◆ What is being asked:
List every line in this data where the string "from" occurs.

BEGIN Material supplied

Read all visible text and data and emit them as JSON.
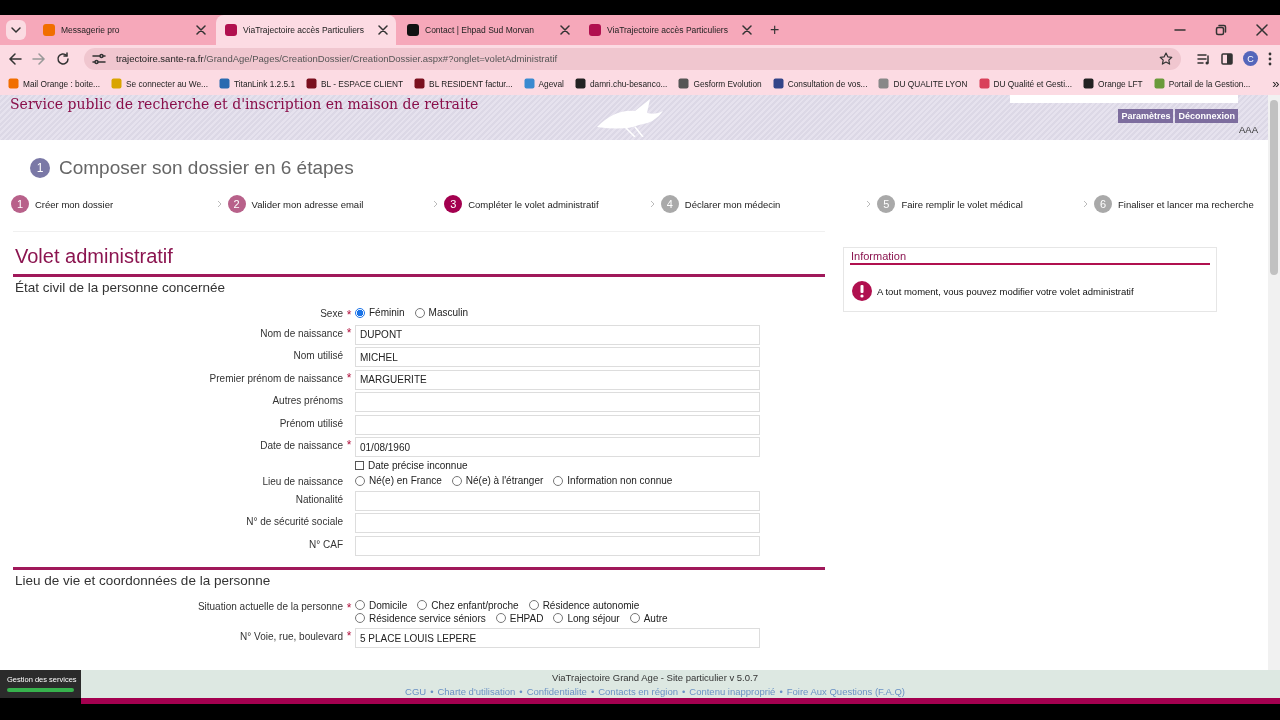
{
  "browser": {
    "tabs": [
      {
        "title": "Messagerie pro",
        "selected": false,
        "color": "#f16e00"
      },
      {
        "title": "ViaTrajectoire accès Particuliers",
        "selected": true,
        "color": "#b0104f"
      },
      {
        "title": "Contact | Ehpad Sud Morvan",
        "selected": false,
        "color": "#111111"
      },
      {
        "title": "ViaTrajectoire accès Particuliers",
        "selected": false,
        "color": "#b0104f"
      }
    ],
    "new_tab": "+",
    "address": {
      "host": "trajectoire.sante-ra.fr",
      "path": "/GrandAge/Pages/CreationDossier/CreationDossier.aspx#?onglet=voletAdministratif"
    },
    "profile": "C",
    "bookmarks": [
      "Mail Orange : boite...",
      "Se connecter au We...",
      "TitanLink 1.2.5.1",
      "BL - ESPACE CLIENT",
      "BL RESIDENT factur...",
      "Ageval",
      "damri.chu-besanco...",
      "Gesform Evolution",
      "Consultation de vos...",
      "DU QUALITE LYON",
      "DU Qualité et Gesti...",
      "Orange LFT",
      "Portail de la Gestion..."
    ],
    "bookmarks_more": "»"
  },
  "header": {
    "title": "Service public de recherche et d'inscription en maison de retraite",
    "buttons": [
      "Paramètres",
      "Déconnexion"
    ],
    "font_sizes": "AAA"
  },
  "steps_heading": {
    "number": "1",
    "title": "Composer son dossier en 6 étapes"
  },
  "steps": [
    {
      "number": "1",
      "label": "Créer mon dossier",
      "completed": true,
      "selected": false
    },
    {
      "number": "2",
      "label": "Valider mon adresse email",
      "completed": true,
      "selected": false
    },
    {
      "number": "3",
      "label": "Compléter le volet administratif",
      "completed": false,
      "selected": true
    },
    {
      "number": "4",
      "label": "Déclarer mon médecin",
      "completed": false,
      "selected": false
    },
    {
      "number": "5",
      "label": "Faire remplir le volet médical",
      "completed": false,
      "selected": false
    },
    {
      "number": "6",
      "label": "Finaliser et lancer ma recherche",
      "completed": false,
      "selected": false
    }
  ],
  "form": {
    "title": "Volet administratif",
    "required_mark": "*",
    "sections": [
      {
        "title": "État civil de la personne concernée",
        "fields": [
          {
            "kind": "radio",
            "label": "Sexe",
            "required": true,
            "option_rows": [
              [
                {
                  "label": "Féminin",
                  "selected": true
                },
                {
                  "label": "Masculin",
                  "selected": false
                }
              ]
            ]
          },
          {
            "kind": "text",
            "label": "Nom de naissance",
            "required": true,
            "value": "DUPONT"
          },
          {
            "kind": "text",
            "label": "Nom utilisé",
            "required": false,
            "value": "MICHEL"
          },
          {
            "kind": "text",
            "label": "Premier prénom de naissance",
            "required": true,
            "value": "MARGUERITE"
          },
          {
            "kind": "text",
            "label": "Autres prénoms",
            "required": false
          },
          {
            "kind": "text",
            "label": "Prénom utilisé",
            "required": false
          },
          {
            "kind": "text",
            "label": "Date de naissance",
            "required": true,
            "value": "01/08/1960"
          },
          {
            "kind": "checkbox",
            "label": "Date précise inconnue",
            "checked": false
          },
          {
            "kind": "radio",
            "label": "Lieu de naissance",
            "required": false,
            "option_rows": [
              [
                {
                  "label": "Né(e) en France",
                  "selected": false
                },
                {
                  "label": "Né(e) à l'étranger",
                  "selected": false
                },
                {
                  "label": "Information non connue",
                  "selected": false
                }
              ]
            ]
          },
          {
            "kind": "text",
            "label": "Nationalité",
            "required": false
          },
          {
            "kind": "text",
            "label": "N° de sécurité sociale",
            "required": false
          },
          {
            "kind": "text",
            "label": "N° CAF",
            "required": false
          }
        ]
      },
      {
        "title": "Lieu de vie et coordonnées de la personne",
        "fields": [
          {
            "kind": "radio",
            "label": "Situation actuelle de la personne",
            "required": true,
            "option_rows": [
              [
                {
                  "label": "Domicile",
                  "selected": false
                },
                {
                  "label": "Chez enfant/proche",
                  "selected": false
                },
                {
                  "label": "Résidence autonomie",
                  "selected": false
                }
              ],
              [
                {
                  "label": "Résidence service séniors",
                  "selected": false
                },
                {
                  "label": "EHPAD",
                  "selected": false
                },
                {
                  "label": "Long séjour",
                  "selected": false
                },
                {
                  "label": "Autre",
                  "selected": false
                }
              ]
            ]
          },
          {
            "kind": "text",
            "label": "N° Voie, rue, boulevard",
            "required": true,
            "value": "5 PLACE LOUIS LEPERE"
          }
        ]
      }
    ]
  },
  "info": {
    "title": "Information",
    "message": "A tout moment, vous pouvez modifier votre volet administratif"
  },
  "footer": {
    "version": "ViaTrajectoire Grand Age - Site particulier v 5.0.7",
    "separator": "•",
    "links": [
      "CGU",
      "Charte d'utilisation",
      "Confidentialite",
      "Contacts en région",
      "Contenu inapproprié",
      "Foire Aux Questions (F.A.Q)"
    ]
  },
  "services_badge": "Gestion des services"
}
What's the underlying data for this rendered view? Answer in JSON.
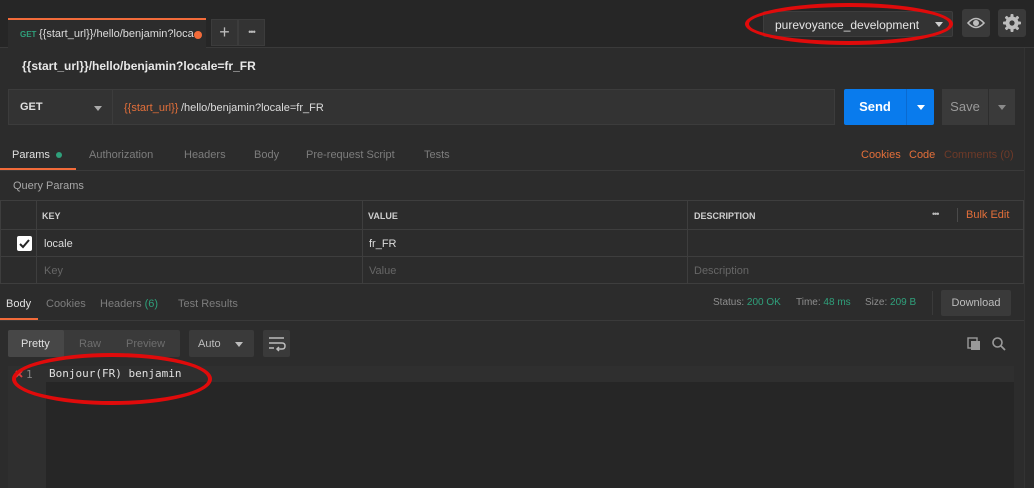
{
  "request_tab": {
    "method": "GET",
    "title": "{{start_url}}/hello/benjamin?loca",
    "add_symbol": "+",
    "more_symbol": "•••"
  },
  "environment": {
    "selected": "purevoyance_development"
  },
  "request": {
    "full_url": "{{start_url}}/hello/benjamin?locale=fr_FR",
    "method": "GET",
    "url_variable": "{{start_url}}",
    "url_rest": "/hello/benjamin?locale=fr_FR",
    "send_label": "Send",
    "save_label": "Save"
  },
  "request_tabs": {
    "params": "Params",
    "authorization": "Authorization",
    "headers": "Headers",
    "body": "Body",
    "prerequest": "Pre-request Script",
    "tests": "Tests",
    "cookies": "Cookies",
    "code": "Code",
    "comments": "Comments (0)"
  },
  "query_params": {
    "label": "Query Params",
    "headers": {
      "key": "KEY",
      "value": "VALUE",
      "description": "DESCRIPTION"
    },
    "more": "•••",
    "bulk_edit": "Bulk Edit",
    "rows": [
      {
        "key": "locale",
        "value": "fr_FR",
        "description": "",
        "checked": true
      }
    ],
    "placeholders": {
      "key": "Key",
      "value": "Value",
      "description": "Description"
    }
  },
  "response": {
    "tabs": {
      "body": "Body",
      "cookies": "Cookies",
      "headers": "Headers",
      "headers_count": "(6)",
      "test_results": "Test Results"
    },
    "status_label": "Status:",
    "status_value": "200 OK",
    "time_label": "Time:",
    "time_value": "48 ms",
    "size_label": "Size:",
    "size_value": "209 B",
    "download_label": "Download",
    "formats": {
      "pretty": "Pretty",
      "raw": "Raw",
      "preview": "Preview"
    },
    "language": "Auto",
    "line_number": "1",
    "body_text": "Bonjour(FR) benjamin"
  },
  "colors": {
    "accent": "#f26b3a",
    "send": "#097bed",
    "success": "#2fa07b",
    "annotation": "#e00b0b"
  }
}
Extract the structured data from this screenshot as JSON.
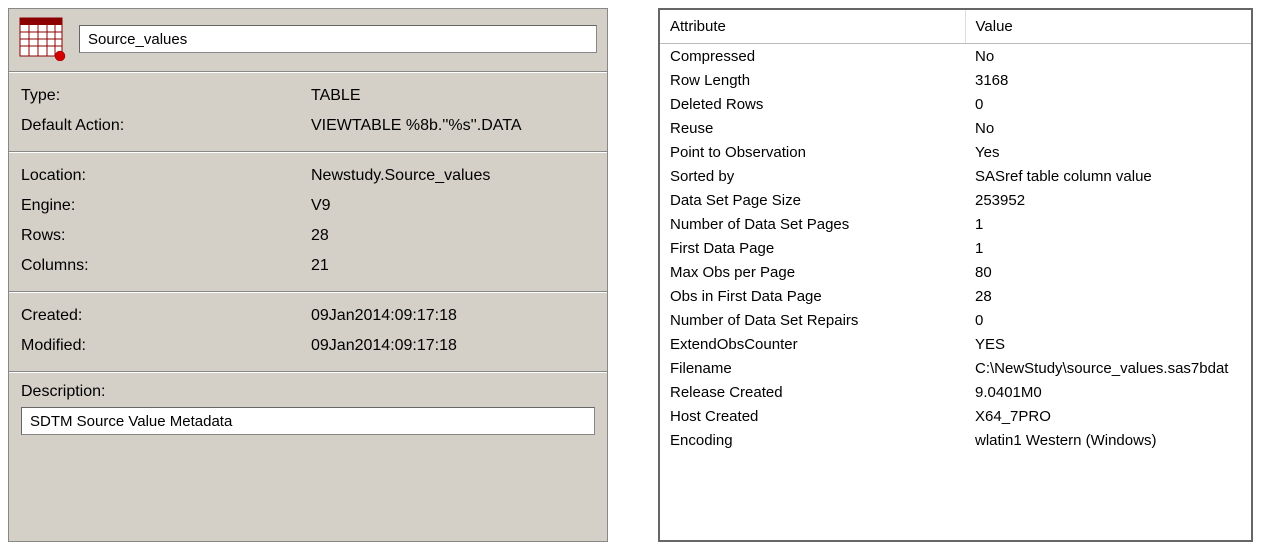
{
  "left": {
    "name_value": "Source_values",
    "props1": [
      {
        "label": "Type:",
        "value": "TABLE"
      },
      {
        "label": "Default Action:",
        "value": "VIEWTABLE %8b.''%s''.DATA"
      }
    ],
    "props2": [
      {
        "label": "Location:",
        "value": "Newstudy.Source_values"
      },
      {
        "label": "Engine:",
        "value": "V9"
      },
      {
        "label": "Rows:",
        "value": "28"
      },
      {
        "label": "Columns:",
        "value": "21"
      }
    ],
    "props3": [
      {
        "label": "Created:",
        "value": "09Jan2014:09:17:18"
      },
      {
        "label": "Modified:",
        "value": "09Jan2014:09:17:18"
      }
    ],
    "desc_label": "Description:",
    "desc_value": "SDTM Source Value Metadata"
  },
  "right": {
    "header_attr": "Attribute",
    "header_val": "Value",
    "rows": [
      {
        "attr": "Compressed",
        "val": "No"
      },
      {
        "attr": "Row Length",
        "val": "3168"
      },
      {
        "attr": "Deleted Rows",
        "val": "0"
      },
      {
        "attr": "Reuse",
        "val": "No"
      },
      {
        "attr": "Point to Observation",
        "val": "Yes"
      },
      {
        "attr": "Sorted by",
        "val": "SASref table column value"
      },
      {
        "attr": "Data Set Page Size",
        "val": "253952"
      },
      {
        "attr": "Number of Data Set Pages",
        "val": "1"
      },
      {
        "attr": "First Data Page",
        "val": "1"
      },
      {
        "attr": "Max Obs per Page",
        "val": "80"
      },
      {
        "attr": "Obs in First Data Page",
        "val": "28"
      },
      {
        "attr": "Number of Data Set Repairs",
        "val": "0"
      },
      {
        "attr": "ExtendObsCounter",
        "val": "YES"
      },
      {
        "attr": "Filename",
        "val": "C:\\NewStudy\\source_values.sas7bdat"
      },
      {
        "attr": "Release Created",
        "val": "9.0401M0"
      },
      {
        "attr": "Host Created",
        "val": "X64_7PRO"
      },
      {
        "attr": "Encoding",
        "val": "wlatin1  Western (Windows)"
      }
    ]
  }
}
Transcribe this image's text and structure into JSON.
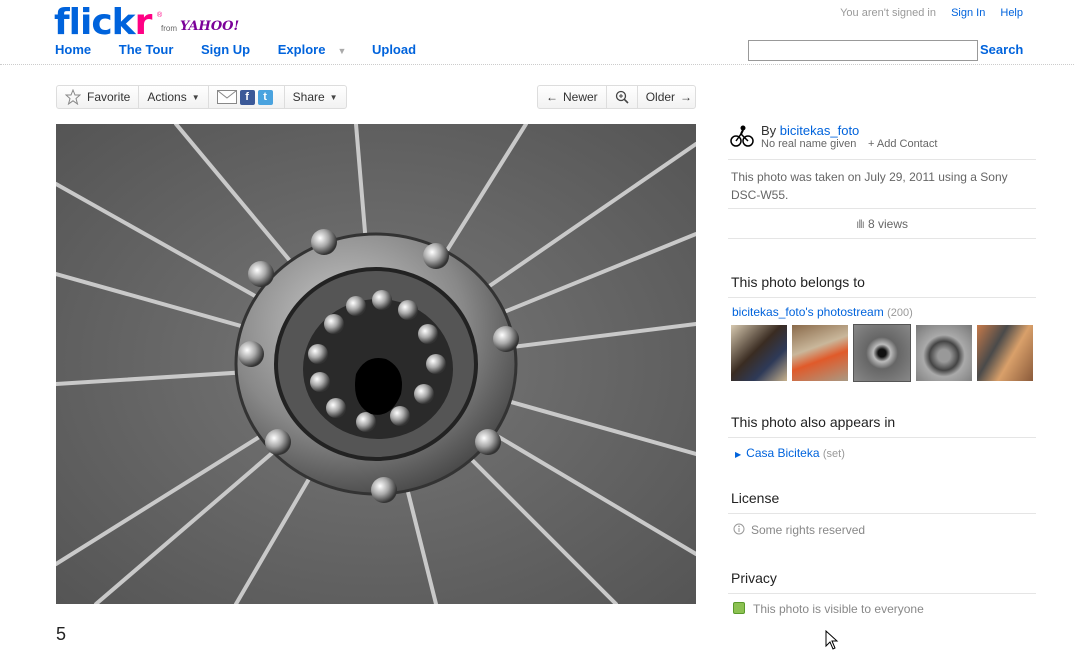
{
  "header": {
    "logo_text_main": "flick",
    "logo_text_r": "r",
    "logo_reg": "®",
    "logo_from": "from",
    "logo_yahoo": "YAHOO!",
    "not_signed_in": "You aren't signed in",
    "sign_in": "Sign In",
    "help": "Help",
    "nav": {
      "home": "Home",
      "tour": "The Tour",
      "signup": "Sign Up",
      "explore": "Explore",
      "upload": "Upload"
    },
    "search_value": "",
    "search_button": "Search"
  },
  "toolbar": {
    "favorite": "Favorite",
    "actions": "Actions",
    "share": "Share",
    "newer": "Newer",
    "older": "Older"
  },
  "photo": {
    "title": "5"
  },
  "sidebar": {
    "by_label": "By",
    "owner": "bicitekas_foto",
    "real_name": "No real name given",
    "add_contact": "+ Add Contact",
    "taken": "This photo was taken on July 29, 2011 using a Sony DSC-W55.",
    "views": "8 views",
    "belongs_heading": "This photo belongs to",
    "photostream": "bicitekas_foto's photostream",
    "photostream_count": "(200)",
    "appears_heading": "This photo also appears in",
    "set_name": "Casa Biciteka",
    "set_tag": "(set)",
    "license_heading": "License",
    "license_text": "Some rights reserved",
    "privacy_heading": "Privacy",
    "privacy_text": "This photo is visible to everyone"
  },
  "colors": {
    "flickr_blue": "#0063dc",
    "flickr_pink": "#ff0084",
    "privacy_green": "#8cc152"
  }
}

END Material supplied

◆ Finished task:
Extract the structured data from this screenshot as JSON.
    "logo_from": "from",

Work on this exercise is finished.